Begin Supplied material

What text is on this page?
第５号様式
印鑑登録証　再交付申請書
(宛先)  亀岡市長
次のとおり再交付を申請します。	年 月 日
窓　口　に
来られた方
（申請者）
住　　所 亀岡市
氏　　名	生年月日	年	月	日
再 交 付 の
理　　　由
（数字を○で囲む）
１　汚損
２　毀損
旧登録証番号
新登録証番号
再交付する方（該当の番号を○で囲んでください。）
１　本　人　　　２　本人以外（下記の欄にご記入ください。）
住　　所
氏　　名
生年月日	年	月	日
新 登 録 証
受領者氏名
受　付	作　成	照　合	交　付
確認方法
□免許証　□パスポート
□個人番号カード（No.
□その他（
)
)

End Supplied material

• **Problem to work on**:
The entries above should be repeated exactly, every one of them.

• **Response to this task**:
What text is on this page?
第５号様式
印鑑登録証　再交付申請書
(宛先)  亀岡市長
次のとおり再交付を申請します。	年 月 日
窓　口　に
来られた方
（申請者）
住　　所 亀岡市
氏　　名	生年月日	年	月	日
再 交 付 の
理　　　由
（数字を○で囲む）
１　汚損
２　毀損
旧登録証番号
新登録証番号
再交付する方（該当の番号を○で囲んでください。）
１　本　人　　　２　本人以外（下記の欄にご記入ください。）
住　　所
氏　　名
生年月日	年	月	日
新 登 録 証
受領者氏名
受　付	作　成	照　合	交　付
確認方法
□免許証　□パスポート
□個人番号カード（No.
□その他（
)
)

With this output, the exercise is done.